• EXERCISE TASK: Collect all lines containing the word "devices" from the data.

• Lines of data:
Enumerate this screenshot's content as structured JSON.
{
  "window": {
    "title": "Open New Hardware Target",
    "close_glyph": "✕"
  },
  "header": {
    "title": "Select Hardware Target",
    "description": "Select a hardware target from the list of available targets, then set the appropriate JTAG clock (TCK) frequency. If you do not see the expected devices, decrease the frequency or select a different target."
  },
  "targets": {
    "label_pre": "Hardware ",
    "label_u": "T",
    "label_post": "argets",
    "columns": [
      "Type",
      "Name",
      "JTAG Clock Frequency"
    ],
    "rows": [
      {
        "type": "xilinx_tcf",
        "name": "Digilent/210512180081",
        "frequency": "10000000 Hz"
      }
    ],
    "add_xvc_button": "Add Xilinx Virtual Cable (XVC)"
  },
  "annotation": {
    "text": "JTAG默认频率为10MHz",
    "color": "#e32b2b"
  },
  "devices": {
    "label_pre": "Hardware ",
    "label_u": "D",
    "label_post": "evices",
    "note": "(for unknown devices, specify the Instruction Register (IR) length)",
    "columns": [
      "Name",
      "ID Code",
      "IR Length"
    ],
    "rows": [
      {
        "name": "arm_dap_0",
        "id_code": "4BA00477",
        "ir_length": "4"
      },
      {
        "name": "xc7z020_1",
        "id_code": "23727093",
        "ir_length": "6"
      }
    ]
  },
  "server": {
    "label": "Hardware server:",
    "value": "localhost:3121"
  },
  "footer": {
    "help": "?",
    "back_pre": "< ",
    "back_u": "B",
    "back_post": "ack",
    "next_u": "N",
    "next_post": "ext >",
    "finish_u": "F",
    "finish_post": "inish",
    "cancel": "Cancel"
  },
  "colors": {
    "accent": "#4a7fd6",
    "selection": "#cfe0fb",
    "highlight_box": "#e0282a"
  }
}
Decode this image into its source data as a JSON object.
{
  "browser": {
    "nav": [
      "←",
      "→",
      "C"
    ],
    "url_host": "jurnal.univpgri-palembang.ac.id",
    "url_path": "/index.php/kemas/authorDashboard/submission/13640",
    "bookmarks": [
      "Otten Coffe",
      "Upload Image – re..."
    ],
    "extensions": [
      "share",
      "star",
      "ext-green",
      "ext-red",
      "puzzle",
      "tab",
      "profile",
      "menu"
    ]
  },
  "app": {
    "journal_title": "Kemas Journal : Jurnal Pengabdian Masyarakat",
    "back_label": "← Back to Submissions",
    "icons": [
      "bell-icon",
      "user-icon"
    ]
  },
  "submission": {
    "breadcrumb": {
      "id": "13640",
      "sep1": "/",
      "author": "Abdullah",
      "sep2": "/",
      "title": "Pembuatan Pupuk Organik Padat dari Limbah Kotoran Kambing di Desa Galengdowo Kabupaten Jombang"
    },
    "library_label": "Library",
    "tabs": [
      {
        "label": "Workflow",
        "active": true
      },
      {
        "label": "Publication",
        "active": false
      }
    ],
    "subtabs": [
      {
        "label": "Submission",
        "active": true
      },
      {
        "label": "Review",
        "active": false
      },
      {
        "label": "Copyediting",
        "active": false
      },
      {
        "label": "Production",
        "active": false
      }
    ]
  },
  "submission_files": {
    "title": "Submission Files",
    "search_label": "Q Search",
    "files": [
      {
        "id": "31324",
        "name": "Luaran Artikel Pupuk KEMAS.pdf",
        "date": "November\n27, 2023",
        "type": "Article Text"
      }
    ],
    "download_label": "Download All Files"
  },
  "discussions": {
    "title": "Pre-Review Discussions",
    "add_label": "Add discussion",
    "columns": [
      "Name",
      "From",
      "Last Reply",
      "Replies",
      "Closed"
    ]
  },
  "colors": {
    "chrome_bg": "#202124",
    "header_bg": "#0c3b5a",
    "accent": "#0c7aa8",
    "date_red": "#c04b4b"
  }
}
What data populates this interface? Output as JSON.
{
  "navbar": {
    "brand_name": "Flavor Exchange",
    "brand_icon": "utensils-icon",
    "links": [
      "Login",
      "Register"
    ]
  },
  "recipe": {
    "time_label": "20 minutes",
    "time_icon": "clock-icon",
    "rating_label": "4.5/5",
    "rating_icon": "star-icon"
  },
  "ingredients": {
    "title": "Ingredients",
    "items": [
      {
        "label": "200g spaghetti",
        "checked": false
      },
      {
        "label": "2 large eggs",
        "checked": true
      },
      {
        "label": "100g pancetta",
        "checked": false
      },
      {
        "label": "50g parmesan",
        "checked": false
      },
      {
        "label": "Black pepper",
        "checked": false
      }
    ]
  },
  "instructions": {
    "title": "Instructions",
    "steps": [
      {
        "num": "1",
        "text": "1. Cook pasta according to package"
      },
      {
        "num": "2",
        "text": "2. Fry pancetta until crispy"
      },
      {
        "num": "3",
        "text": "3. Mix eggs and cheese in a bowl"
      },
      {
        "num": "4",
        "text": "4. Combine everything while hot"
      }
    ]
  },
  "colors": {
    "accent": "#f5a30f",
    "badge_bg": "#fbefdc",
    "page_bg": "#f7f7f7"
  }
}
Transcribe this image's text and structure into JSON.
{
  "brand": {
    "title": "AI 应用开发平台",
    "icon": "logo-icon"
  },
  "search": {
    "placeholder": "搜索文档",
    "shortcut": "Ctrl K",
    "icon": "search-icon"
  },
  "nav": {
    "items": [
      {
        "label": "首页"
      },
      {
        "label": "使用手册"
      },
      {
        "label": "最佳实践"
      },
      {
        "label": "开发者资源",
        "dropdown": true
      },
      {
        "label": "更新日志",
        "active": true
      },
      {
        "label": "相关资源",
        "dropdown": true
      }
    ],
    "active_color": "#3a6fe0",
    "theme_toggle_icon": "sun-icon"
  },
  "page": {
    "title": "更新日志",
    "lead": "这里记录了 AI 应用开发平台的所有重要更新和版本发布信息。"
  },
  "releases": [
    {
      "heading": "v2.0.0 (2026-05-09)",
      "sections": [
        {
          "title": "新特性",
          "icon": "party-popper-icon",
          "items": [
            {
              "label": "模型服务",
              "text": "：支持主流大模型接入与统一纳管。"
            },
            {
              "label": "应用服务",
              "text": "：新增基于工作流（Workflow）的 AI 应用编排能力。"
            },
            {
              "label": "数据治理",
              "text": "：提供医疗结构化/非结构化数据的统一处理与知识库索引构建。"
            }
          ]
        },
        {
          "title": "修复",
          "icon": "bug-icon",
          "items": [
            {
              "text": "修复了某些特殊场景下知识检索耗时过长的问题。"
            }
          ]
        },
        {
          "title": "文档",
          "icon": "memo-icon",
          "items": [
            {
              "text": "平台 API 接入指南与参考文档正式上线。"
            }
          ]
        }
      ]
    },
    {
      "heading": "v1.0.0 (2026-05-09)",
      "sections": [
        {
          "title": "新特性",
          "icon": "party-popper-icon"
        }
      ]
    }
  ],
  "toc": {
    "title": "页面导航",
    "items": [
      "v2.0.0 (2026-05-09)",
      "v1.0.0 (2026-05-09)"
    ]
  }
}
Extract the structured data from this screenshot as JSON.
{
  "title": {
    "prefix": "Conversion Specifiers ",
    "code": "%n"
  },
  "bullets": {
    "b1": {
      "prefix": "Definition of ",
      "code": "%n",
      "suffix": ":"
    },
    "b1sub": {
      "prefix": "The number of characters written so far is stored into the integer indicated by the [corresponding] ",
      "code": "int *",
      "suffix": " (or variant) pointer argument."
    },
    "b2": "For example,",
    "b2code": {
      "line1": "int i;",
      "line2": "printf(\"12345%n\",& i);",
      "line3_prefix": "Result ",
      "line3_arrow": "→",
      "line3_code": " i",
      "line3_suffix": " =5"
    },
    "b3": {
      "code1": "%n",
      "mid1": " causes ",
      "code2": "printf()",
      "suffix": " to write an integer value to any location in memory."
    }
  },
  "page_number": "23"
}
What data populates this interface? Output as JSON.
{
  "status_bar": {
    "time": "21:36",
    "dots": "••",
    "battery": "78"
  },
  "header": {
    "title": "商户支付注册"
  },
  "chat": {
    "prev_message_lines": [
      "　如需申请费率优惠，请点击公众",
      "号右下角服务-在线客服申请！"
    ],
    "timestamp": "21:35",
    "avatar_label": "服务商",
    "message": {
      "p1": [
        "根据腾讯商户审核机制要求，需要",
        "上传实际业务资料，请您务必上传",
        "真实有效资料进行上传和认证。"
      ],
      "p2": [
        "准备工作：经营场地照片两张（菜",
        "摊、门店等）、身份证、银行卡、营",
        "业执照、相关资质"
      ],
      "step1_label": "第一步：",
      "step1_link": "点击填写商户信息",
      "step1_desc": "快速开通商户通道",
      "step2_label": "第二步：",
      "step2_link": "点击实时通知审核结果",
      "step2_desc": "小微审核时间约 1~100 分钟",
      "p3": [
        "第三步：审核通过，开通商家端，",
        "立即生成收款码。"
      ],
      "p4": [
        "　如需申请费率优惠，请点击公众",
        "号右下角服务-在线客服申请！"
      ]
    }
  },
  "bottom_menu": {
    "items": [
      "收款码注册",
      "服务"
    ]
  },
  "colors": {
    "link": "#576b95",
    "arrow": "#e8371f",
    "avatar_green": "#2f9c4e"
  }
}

• REPLY:
    "description": "Select a hardware target from the list of available targets, then set the appropriate JTAG clock (TCK) frequency. If you do not see the expected devices, decrease the frequency or select a different target."
  "devices": {
    "note": "(for unknown devices, specify the Instruction Register (IR) length)",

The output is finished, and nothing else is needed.